Data records:

┄┄┄┄┄┄

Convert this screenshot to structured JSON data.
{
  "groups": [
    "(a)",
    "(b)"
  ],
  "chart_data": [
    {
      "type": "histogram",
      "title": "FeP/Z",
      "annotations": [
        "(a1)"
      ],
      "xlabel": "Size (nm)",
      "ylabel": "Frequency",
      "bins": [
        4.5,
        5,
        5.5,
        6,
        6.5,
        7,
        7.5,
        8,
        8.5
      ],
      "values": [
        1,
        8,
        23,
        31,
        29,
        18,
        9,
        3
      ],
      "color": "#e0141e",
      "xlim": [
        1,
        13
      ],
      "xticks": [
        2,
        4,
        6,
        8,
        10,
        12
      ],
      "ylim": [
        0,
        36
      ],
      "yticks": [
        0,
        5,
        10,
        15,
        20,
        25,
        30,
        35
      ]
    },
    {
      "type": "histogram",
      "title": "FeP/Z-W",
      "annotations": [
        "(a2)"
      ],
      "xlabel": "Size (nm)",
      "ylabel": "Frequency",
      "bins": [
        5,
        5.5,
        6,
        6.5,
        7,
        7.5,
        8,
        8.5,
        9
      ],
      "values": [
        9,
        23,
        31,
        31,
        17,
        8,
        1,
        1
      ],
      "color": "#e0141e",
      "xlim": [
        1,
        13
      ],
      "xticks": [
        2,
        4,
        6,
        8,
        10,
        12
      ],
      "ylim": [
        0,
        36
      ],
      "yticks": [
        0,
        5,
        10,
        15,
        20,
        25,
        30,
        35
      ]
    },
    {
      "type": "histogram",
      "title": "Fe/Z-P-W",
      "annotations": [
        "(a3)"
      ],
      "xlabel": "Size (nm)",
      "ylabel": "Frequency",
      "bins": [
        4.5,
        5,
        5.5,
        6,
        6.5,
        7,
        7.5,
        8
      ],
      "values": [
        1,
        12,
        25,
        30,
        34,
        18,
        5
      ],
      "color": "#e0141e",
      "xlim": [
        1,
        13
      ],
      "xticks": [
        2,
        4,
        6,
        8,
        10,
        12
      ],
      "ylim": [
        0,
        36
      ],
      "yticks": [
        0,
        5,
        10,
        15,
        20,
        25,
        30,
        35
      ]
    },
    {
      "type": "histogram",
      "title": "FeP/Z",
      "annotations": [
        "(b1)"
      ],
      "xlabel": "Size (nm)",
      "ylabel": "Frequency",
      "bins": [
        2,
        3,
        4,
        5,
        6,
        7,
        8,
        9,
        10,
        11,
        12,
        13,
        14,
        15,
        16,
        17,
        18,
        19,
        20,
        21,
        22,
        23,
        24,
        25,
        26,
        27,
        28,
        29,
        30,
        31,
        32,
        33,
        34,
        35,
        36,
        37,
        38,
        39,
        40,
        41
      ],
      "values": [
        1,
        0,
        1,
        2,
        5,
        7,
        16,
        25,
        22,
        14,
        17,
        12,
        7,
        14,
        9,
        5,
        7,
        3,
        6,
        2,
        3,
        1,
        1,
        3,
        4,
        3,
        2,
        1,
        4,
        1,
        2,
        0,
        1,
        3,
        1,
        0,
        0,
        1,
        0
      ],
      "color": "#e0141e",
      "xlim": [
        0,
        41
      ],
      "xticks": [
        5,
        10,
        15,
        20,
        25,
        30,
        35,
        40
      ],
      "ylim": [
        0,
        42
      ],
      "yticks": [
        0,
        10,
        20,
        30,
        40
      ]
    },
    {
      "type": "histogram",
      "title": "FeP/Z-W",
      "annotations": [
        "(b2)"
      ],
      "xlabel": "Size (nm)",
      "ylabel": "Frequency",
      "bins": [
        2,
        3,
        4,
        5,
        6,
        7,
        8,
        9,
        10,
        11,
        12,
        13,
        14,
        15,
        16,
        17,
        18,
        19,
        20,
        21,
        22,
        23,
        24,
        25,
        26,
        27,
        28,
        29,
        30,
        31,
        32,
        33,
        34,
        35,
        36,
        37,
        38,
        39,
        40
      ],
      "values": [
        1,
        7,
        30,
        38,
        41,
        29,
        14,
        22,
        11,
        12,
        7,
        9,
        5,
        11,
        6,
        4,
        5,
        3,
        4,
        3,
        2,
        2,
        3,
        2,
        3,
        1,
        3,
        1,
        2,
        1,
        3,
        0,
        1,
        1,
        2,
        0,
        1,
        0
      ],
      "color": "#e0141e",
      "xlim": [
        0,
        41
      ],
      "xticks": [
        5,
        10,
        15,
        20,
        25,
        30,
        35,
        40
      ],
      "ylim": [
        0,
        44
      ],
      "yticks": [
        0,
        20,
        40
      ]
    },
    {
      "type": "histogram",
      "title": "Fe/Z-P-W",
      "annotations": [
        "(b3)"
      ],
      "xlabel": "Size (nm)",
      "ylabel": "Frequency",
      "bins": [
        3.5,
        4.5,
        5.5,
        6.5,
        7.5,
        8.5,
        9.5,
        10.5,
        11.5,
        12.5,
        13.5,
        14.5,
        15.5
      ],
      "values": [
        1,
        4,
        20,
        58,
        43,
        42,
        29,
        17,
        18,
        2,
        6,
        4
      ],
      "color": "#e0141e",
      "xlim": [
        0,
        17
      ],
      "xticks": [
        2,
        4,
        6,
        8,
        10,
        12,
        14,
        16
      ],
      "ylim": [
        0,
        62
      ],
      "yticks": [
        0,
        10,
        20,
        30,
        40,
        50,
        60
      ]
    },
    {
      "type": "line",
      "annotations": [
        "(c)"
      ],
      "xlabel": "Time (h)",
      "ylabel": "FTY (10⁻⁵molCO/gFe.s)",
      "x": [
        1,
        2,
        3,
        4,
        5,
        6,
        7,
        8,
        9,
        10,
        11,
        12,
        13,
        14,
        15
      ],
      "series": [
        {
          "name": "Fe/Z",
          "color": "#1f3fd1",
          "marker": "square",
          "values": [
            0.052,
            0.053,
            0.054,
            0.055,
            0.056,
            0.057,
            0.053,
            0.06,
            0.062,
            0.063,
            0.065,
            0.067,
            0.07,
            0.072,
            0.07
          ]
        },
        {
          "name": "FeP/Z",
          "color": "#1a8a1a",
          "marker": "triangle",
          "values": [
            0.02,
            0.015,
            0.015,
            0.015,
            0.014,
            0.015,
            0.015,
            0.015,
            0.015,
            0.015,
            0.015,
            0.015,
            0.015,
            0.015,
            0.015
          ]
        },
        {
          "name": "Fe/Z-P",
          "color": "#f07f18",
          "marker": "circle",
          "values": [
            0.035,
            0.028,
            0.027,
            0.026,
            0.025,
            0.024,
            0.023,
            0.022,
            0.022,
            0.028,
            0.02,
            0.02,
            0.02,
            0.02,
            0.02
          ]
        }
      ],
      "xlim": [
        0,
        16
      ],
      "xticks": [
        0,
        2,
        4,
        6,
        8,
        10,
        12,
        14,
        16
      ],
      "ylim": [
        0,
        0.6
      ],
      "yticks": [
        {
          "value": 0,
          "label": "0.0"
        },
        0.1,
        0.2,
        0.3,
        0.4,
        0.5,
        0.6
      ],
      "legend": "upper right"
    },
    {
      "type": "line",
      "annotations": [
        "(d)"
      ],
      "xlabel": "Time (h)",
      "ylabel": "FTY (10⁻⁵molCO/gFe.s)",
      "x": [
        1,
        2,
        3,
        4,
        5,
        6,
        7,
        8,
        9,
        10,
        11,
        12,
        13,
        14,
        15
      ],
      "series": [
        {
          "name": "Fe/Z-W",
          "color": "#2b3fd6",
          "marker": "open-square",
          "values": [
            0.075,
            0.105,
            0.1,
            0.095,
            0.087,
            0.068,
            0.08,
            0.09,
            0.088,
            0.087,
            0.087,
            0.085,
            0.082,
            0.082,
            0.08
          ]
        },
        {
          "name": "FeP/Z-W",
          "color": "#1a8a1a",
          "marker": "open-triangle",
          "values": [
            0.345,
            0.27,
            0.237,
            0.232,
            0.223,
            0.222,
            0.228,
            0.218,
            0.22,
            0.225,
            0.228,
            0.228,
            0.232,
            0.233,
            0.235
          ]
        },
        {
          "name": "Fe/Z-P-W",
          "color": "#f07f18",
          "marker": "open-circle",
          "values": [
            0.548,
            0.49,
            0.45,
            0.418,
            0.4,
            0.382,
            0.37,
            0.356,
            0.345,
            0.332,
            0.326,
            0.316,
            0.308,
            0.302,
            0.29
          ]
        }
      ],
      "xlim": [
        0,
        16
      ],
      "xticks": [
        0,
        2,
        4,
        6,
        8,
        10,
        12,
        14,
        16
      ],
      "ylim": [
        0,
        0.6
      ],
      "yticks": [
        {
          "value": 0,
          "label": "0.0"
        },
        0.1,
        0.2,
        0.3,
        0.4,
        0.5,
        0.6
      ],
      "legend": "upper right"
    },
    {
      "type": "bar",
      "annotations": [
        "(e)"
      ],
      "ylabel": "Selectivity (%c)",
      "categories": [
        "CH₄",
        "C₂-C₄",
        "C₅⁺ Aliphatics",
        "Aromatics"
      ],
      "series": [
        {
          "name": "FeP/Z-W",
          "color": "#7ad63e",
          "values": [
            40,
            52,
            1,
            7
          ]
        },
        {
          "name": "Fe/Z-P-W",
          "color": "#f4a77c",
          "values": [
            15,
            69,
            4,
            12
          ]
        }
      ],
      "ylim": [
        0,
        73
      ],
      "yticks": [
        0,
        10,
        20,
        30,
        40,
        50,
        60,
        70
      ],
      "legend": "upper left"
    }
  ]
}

┄┄┄┄┄┄

◆ WORK TO BE COMPLETED ◆
Show the lines where the word "triangle" appears in the entries.

◆ RESPONSE TO THE TASK ◆
          "marker": "triangle",
          "marker": "open-triangle",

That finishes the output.